**Stated exercise**
Every record below should be transcribed exactly. Omit the images.

**Stored items**
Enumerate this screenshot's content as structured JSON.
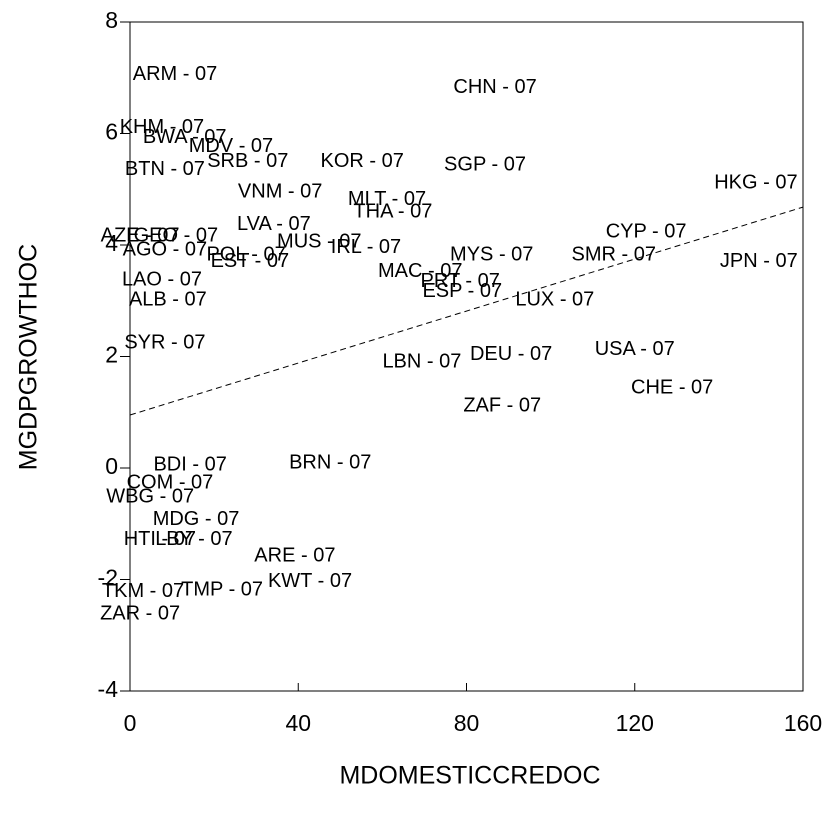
{
  "chart_data": {
    "type": "scatter",
    "xlabel": "MDOMESTICCREDOC",
    "ylabel": "MGDPGROWTHOC",
    "xlim": [
      0,
      160
    ],
    "xticks": [
      0,
      40,
      80,
      120,
      160
    ],
    "ylim": [
      -4,
      8
    ],
    "yticks": [
      -4,
      -2,
      0,
      2,
      4,
      6,
      8
    ],
    "color": "#000000",
    "labels": [
      "ARM - 07",
      "CHN - 07",
      "KHM - 07",
      "BWA - 07",
      "MDV - 07",
      "SRB - 07",
      "KOR - 07",
      "SGP - 07",
      "BTN - 07",
      "HKG - 07",
      "VNM - 07",
      "MLT - 07",
      "THA - 07",
      "LVA - 07",
      "CYP - 07",
      "GEO - 07",
      "AZE - 07",
      "MUS - 07",
      "IRL - 07",
      "AGO - 07",
      "MYS - 07",
      "SMR - 07",
      "JPN - 07",
      "POL - 07",
      "EST - 07",
      "LAO - 07",
      "MAC - 07",
      "PRT - 07",
      "ESP - 07",
      "LUX - 07",
      "ALB - 07",
      "USA - 07",
      "CHE - 07",
      "ZAF - 07",
      "DEU - 07",
      "LBN - 07",
      "SYR - 07",
      "BRN - 07",
      "ARE - 07",
      "KWT - 07",
      "TMP - 07",
      "TKM - 07",
      "ZAR - 07",
      "HTI - 07",
      "LBY - 07",
      "MDG - 07",
      "COM - 07",
      "WBG - 07",
      "BDI - 07"
    ],
    "x": [
      10.7,
      86.8,
      7.6,
      13,
      24,
      28,
      55.2,
      84.4,
      8.3,
      148.8,
      35.7,
      61.1,
      62.5,
      34.2,
      122.7,
      10.9,
      2.4,
      45,
      56.1,
      8.3,
      86,
      115,
      149.5,
      27.6,
      28.5,
      7.6,
      69,
      78.5,
      79,
      101,
      9,
      120,
      128.9,
      88.5,
      90.6,
      69.4,
      8.3,
      47.6,
      39.2,
      42.8,
      21.9,
      3.1,
      2.4,
      7.1,
      15.2,
      15.7,
      9.5,
      4.8,
      14.3
    ],
    "values": [
      7.05,
      6.82,
      6.1,
      5.92,
      5.76,
      5.49,
      5.49,
      5.43,
      5.35,
      5.11,
      4.95,
      4.81,
      4.59,
      4.36,
      4.23,
      4.16,
      4.16,
      4.05,
      3.95,
      3.91,
      3.82,
      3.82,
      3.7,
      3.82,
      3.7,
      3.37,
      3.52,
      3.34,
      3.16,
      3.01,
      3.01,
      2.12,
      1.43,
      1.11,
      2.03,
      1.9,
      2.24,
      0.09,
      -1.58,
      -2.04,
      -2.19,
      -2.22,
      -2.62,
      -1.29,
      -1.29,
      -0.93,
      -0.27,
      -0.52,
      0.05
    ],
    "fit": {
      "x": [
        0,
        160
      ],
      "values": [
        0.95,
        4.68
      ]
    }
  }
}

**Answer to this problem**
Enumerate this screenshot's content as structured JSON.
{
  "chart_data": {
    "type": "scatter",
    "xlabel": "MDOMESTICCREDOC",
    "ylabel": "MGDPGROWTHOC",
    "xlim": [
      0,
      160
    ],
    "xticks": [
      0,
      40,
      80,
      120,
      160
    ],
    "ylim": [
      -4,
      8
    ],
    "yticks": [
      -4,
      -2,
      0,
      2,
      4,
      6,
      8
    ],
    "color": "#000000",
    "labels": [
      "ARM - 07",
      "CHN - 07",
      "KHM - 07",
      "BWA - 07",
      "MDV - 07",
      "SRB - 07",
      "KOR - 07",
      "SGP - 07",
      "BTN - 07",
      "HKG - 07",
      "VNM - 07",
      "MLT - 07",
      "THA - 07",
      "LVA - 07",
      "CYP - 07",
      "GEO - 07",
      "AZE - 07",
      "MUS - 07",
      "IRL - 07",
      "AGO - 07",
      "MYS - 07",
      "SMR - 07",
      "JPN - 07",
      "POL - 07",
      "EST - 07",
      "LAO - 07",
      "MAC - 07",
      "PRT - 07",
      "ESP - 07",
      "LUX - 07",
      "ALB - 07",
      "USA - 07",
      "CHE - 07",
      "ZAF - 07",
      "DEU - 07",
      "LBN - 07",
      "SYR - 07",
      "BRN - 07",
      "ARE - 07",
      "KWT - 07",
      "TMP - 07",
      "TKM - 07",
      "ZAR - 07",
      "HTI - 07",
      "LBY - 07",
      "MDG - 07",
      "COM - 07",
      "WBG - 07",
      "BDI - 07"
    ],
    "x": [
      10.7,
      86.8,
      7.6,
      13,
      24,
      28,
      55.2,
      84.4,
      8.3,
      148.8,
      35.7,
      61.1,
      62.5,
      34.2,
      122.7,
      10.9,
      2.4,
      45,
      56.1,
      8.3,
      86,
      115,
      149.5,
      27.6,
      28.5,
      7.6,
      69,
      78.5,
      79,
      101,
      9,
      120,
      128.9,
      88.5,
      90.6,
      69.4,
      8.3,
      47.6,
      39.2,
      42.8,
      21.9,
      3.1,
      2.4,
      7.1,
      15.2,
      15.7,
      9.5,
      4.8,
      14.3
    ],
    "values": [
      7.05,
      6.82,
      6.1,
      5.92,
      5.76,
      5.49,
      5.49,
      5.43,
      5.35,
      5.11,
      4.95,
      4.81,
      4.59,
      4.36,
      4.23,
      4.16,
      4.16,
      4.05,
      3.95,
      3.91,
      3.82,
      3.82,
      3.7,
      3.82,
      3.7,
      3.37,
      3.52,
      3.34,
      3.16,
      3.01,
      3.01,
      2.12,
      1.43,
      1.11,
      2.03,
      1.9,
      2.24,
      0.09,
      -1.58,
      -2.04,
      -2.19,
      -2.22,
      -2.62,
      -1.29,
      -1.29,
      -0.93,
      -0.27,
      -0.52,
      0.05
    ],
    "fit": {
      "x": [
        0,
        160
      ],
      "values": [
        0.95,
        4.68
      ]
    }
  }
}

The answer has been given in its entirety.